§ **Brief**:
Gather up every line that includes the string "Temperatura".

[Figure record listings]
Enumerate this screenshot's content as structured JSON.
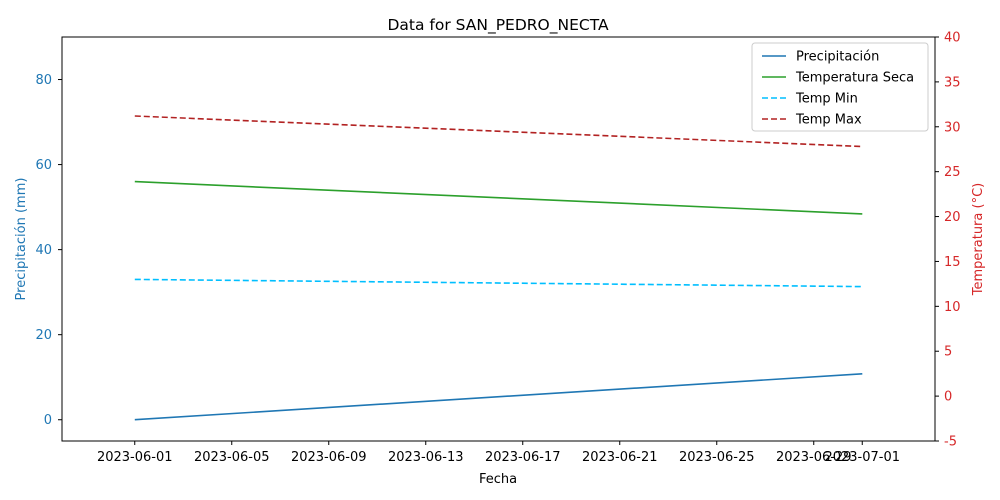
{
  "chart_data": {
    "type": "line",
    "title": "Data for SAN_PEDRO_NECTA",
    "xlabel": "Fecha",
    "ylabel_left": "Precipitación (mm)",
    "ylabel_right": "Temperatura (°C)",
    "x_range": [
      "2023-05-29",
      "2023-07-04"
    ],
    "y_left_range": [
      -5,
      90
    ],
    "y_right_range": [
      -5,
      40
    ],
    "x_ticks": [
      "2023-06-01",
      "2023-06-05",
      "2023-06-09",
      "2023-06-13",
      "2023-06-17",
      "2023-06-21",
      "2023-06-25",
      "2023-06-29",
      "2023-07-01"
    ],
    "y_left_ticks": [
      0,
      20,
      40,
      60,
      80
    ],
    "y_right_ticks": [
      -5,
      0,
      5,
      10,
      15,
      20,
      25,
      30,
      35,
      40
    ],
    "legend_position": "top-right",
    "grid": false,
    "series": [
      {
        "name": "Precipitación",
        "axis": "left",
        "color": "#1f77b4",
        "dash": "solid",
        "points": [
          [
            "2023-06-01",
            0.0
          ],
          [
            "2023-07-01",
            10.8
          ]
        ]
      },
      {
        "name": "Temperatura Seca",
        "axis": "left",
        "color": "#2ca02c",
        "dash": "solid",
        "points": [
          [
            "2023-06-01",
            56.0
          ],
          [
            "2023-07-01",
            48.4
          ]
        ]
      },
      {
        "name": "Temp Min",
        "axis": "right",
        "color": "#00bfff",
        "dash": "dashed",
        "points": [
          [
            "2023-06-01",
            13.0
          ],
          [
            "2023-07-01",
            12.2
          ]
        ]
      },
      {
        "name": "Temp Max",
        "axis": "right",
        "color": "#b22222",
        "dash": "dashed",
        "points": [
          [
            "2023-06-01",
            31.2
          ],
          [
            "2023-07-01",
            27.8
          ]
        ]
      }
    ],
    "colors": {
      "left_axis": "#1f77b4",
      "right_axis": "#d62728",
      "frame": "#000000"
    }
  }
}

§ **Written reply**:
    "ylabel_right": "Temperatura (°C)",
        "name": "Temperatura Seca",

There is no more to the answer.